### DIRECTION
Lines containing the word "Уплата" should be extracted in full.

### DATA IN THIS EXERCISE
====
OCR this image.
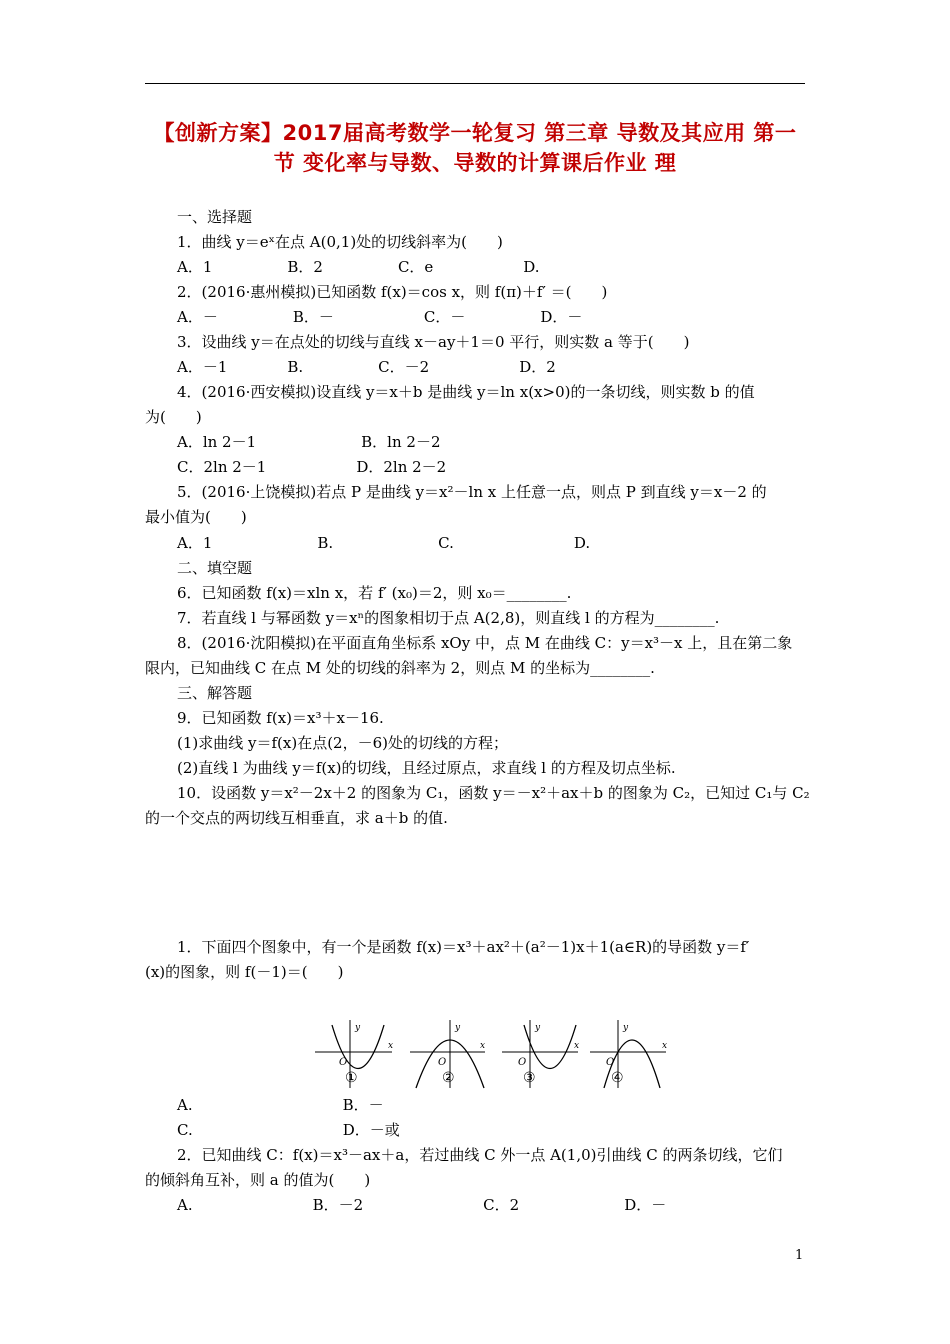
【创新方案】2017届高考数学一轮复习 第三章 导数及其应用 第一
节 变化率与导数、导数的计算课后作业 理
一、选择题
1．曲线 y＝eˣ在点 A(0,1)处的切线斜率为(　　)
A．1　　　　　B．2　　　　　C．e　　　　　　D.
2．(2016·惠州模拟)已知函数 f(x)＝cos x，则 f(π)＋f′ ＝(　　)
A．－　　　　　B．－　　　　　　C．－　　　　　D．－
3．设曲线 y＝在点处的切线与直线 x－ay＋1＝0 平行，则实数 a 等于(　　)
A．－1　　　　B.　　　　　C．－2　　　　　　D．2
4．(2016·西安模拟)设直线 y＝x＋b 是曲线 y＝ln x(x>0)的一条切线，则实数 b 的值
为(　　)
A．ln 2－1　　　　　　　B．ln 2－2
C．2ln 2－1　　　　　　D．2ln 2－2
5．(2016·上饶模拟)若点 P 是曲线 y＝x²－ln x 上任意一点，则点 P 到直线 y＝x－2 的
最小值为(　　)
A．1　　　　　　　B.　　　　　　　C.　　　　　　　　D.
二、填空题
6．已知函数 f(x)＝xln x，若 f′ (x₀)＝2，则 x₀＝________.
7．若直线 l 与幂函数 y＝xⁿ的图象相切于点 A(2,8)，则直线 l 的方程为________.
8．(2016·沈阳模拟)在平面直角坐标系 xOy 中，点 M 在曲线 C：y＝x³－x 上，且在第二象
限内，已知曲线 C 在点 M 处的切线的斜率为 2，则点 M 的坐标为________.
三、解答题
9．已知函数 f(x)＝x³＋x－16.
(1)求曲线 y＝f(x)在点(2，－6)处的切线的方程；
(2)直线 l 为曲线 y＝f(x)的切线，且经过原点，求直线 l 的方程及切点坐标.
10．设函数 y＝x²－2x＋2 的图象为 C₁，函数 y＝－x²＋ax＋b 的图象为 C₂，已知过 C₁与 C₂
的一个交点的两切线互相垂直，求 a＋b 的值.
1．下面四个图象中，有一个是函数 f(x)＝x³＋ax²＋(a²－1)x＋1(a∈R)的导函数 y＝f′
(x)的图象，则 f(－1)＝(　　)
A.　　　　　　　　　　B．－
C.　　　　　　　　　　D．－或
2．已知曲线 C：f(x)＝x³－ax＋a，若过曲线 C 外一点 A(1,0)引曲线 C 的两条切线，它们
的倾斜角互补，则 a 的值为(　　)
A.　　　　　　　　B．－2　　　　　　　　C．2　　　　　　　D．－
y
x
O
y
x
O
y
x
O
y
x
O
①	②	③	④
1
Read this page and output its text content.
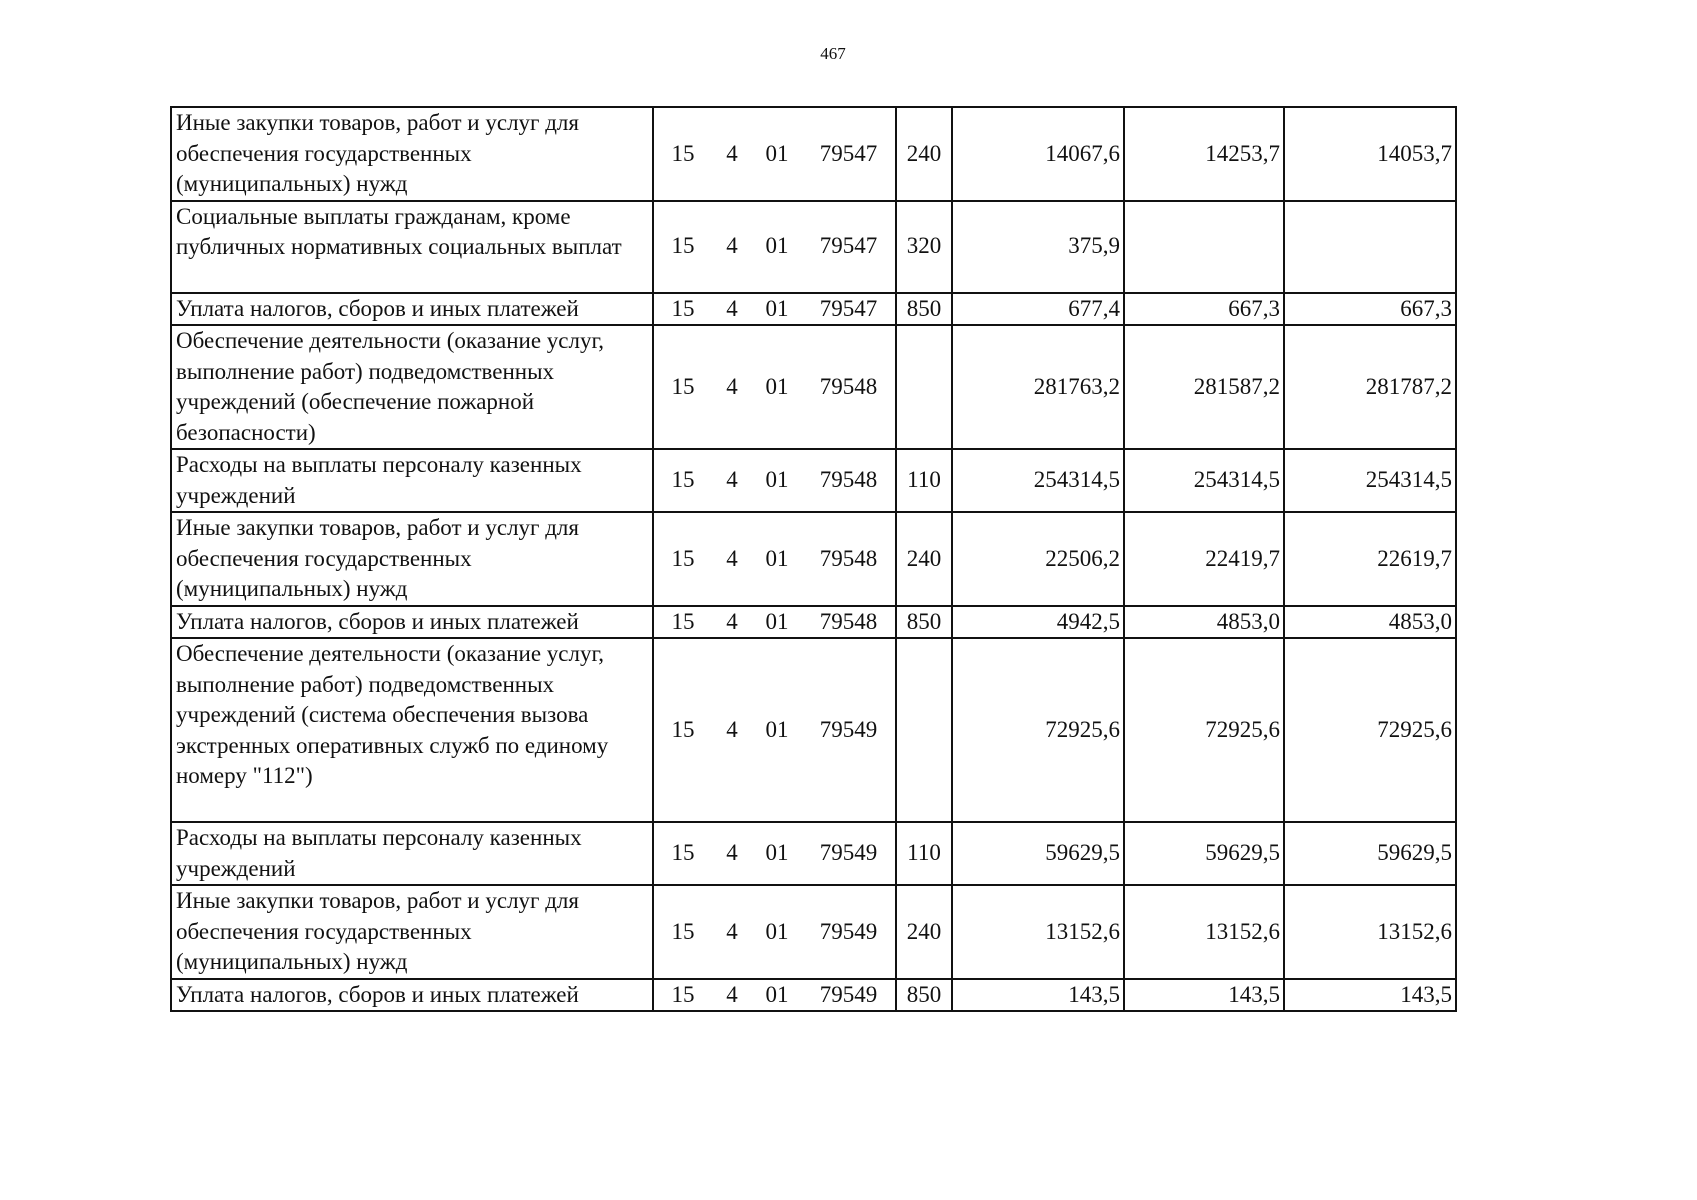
467
Иные закупки товаров, работ и услуг для обеспечения государственных (муниципальных) нужд	15 4 01 79547	240	14067,6	14253,7	14053,7
Социальные выплаты гражданам, кроме публичных нормативных социальных выплат	15 4 01 79547	320	375,9		
Уплата налогов, сборов и иных платежей	15 4 01 79547	850	677,4	667,3	667,3
Обеспечение деятельности (оказание услуг, выполнение работ) подведомственных учреждений (обеспечение пожарной безопасности)	15 4 01 79548		281763,2	281587,2	281787,2
Расходы на выплаты персоналу казенных учреждений	15 4 01 79548	110	254314,5	254314,5	254314,5
Иные закупки товаров, работ и услуг для обеспечения государственных (муниципальных) нужд	15 4 01 79548	240	22506,2	22419,7	22619,7
Уплата налогов, сборов и иных платежей	15 4 01 79548	850	4942,5	4853,0	4853,0
Обеспечение деятельности (оказание услуг, выполнение работ) подведомственных учреждений (система обеспечения вызова экстренных оперативных служб по единому номеру "112")	15 4 01 79549		72925,6	72925,6	72925,6
Расходы на выплаты персоналу казенных учреждений	15 4 01 79549	110	59629,5	59629,5	59629,5
Иные закупки товаров, работ и услуг для обеспечения государственных (муниципальных) нужд	15 4 01 79549	240	13152,6	13152,6	13152,6
Уплата налогов, сборов и иных платежей	15 4 01 79549	850	143,5	143,5	143,5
====
### OUTPUT OF THE TASK
Уплата налогов, сборов и иных платежей	15 4 01 79547	850	677,4	667,3	667,3
Уплата налогов, сборов и иных платежей	15 4 01 79548	850	4942,5	4853,0	4853,0
Уплата налогов, сборов и иных платежей	15 4 01 79549	850	143,5	143,5	143,5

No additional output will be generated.